● REQUIRED TASK
Quote every line of the data below as it stands, omitting pictures.

● MATERIALS PROVIDED
BEGIN

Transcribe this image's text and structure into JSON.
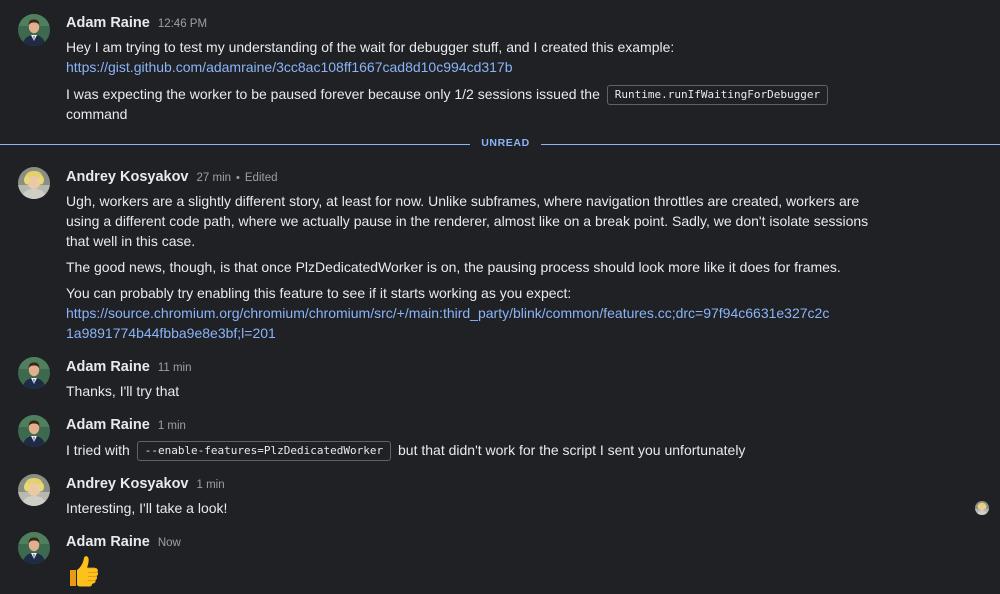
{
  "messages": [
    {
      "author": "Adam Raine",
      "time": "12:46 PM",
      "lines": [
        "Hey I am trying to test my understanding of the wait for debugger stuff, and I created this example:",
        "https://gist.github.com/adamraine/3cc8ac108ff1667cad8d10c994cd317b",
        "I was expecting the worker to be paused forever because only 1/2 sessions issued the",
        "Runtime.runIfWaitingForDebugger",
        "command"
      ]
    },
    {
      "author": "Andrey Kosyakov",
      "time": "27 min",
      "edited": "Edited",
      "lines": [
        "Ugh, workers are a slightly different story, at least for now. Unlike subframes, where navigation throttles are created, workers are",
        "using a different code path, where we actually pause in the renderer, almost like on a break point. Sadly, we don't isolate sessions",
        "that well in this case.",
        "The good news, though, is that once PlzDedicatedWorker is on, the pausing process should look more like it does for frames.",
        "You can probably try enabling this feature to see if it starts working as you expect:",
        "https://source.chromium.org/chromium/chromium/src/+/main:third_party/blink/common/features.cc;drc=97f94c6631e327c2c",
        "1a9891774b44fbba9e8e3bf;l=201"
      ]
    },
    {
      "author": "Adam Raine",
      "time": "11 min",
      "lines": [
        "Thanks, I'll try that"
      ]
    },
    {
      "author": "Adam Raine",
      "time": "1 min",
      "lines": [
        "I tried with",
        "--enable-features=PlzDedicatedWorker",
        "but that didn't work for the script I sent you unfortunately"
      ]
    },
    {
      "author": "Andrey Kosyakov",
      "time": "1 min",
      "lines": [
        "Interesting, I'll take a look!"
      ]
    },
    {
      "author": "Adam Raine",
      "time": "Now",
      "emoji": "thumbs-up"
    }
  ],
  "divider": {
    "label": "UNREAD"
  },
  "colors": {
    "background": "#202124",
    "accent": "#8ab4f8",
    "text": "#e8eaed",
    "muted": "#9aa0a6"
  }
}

END

● TASK RESULT
Transcribe this image's text and structure into JSON.
{
  "messages": [
    {
      "author": "Adam Raine",
      "time": "12:46 PM",
      "lines": [
        "Hey I am trying to test my understanding of the wait for debugger stuff, and I created this example:",
        "https://gist.github.com/adamraine/3cc8ac108ff1667cad8d10c994cd317b",
        "I was expecting the worker to be paused forever because only 1/2 sessions issued the",
        "Runtime.runIfWaitingForDebugger",
        "command"
      ]
    },
    {
      "author": "Andrey Kosyakov",
      "time": "27 min",
      "edited": "Edited",
      "lines": [
        "Ugh, workers are a slightly different story, at least for now. Unlike subframes, where navigation throttles are created, workers are",
        "using a different code path, where we actually pause in the renderer, almost like on a break point. Sadly, we don't isolate sessions",
        "that well in this case.",
        "The good news, though, is that once PlzDedicatedWorker is on, the pausing process should look more like it does for frames.",
        "You can probably try enabling this feature to see if it starts working as you expect:",
        "https://source.chromium.org/chromium/chromium/src/+/main:third_party/blink/common/features.cc;drc=97f94c6631e327c2c",
        "1a9891774b44fbba9e8e3bf;l=201"
      ]
    },
    {
      "author": "Adam Raine",
      "time": "11 min",
      "lines": [
        "Thanks, I'll try that"
      ]
    },
    {
      "author": "Adam Raine",
      "time": "1 min",
      "lines": [
        "I tried with",
        "--enable-features=PlzDedicatedWorker",
        "but that didn't work for the script I sent you unfortunately"
      ]
    },
    {
      "author": "Andrey Kosyakov",
      "time": "1 min",
      "lines": [
        "Interesting, I'll take a look!"
      ]
    },
    {
      "author": "Adam Raine",
      "time": "Now",
      "emoji": "thumbs-up"
    }
  ],
  "divider": {
    "label": "UNREAD"
  },
  "colors": {
    "background": "#202124",
    "accent": "#8ab4f8",
    "text": "#e8eaed",
    "muted": "#9aa0a6"
  }
}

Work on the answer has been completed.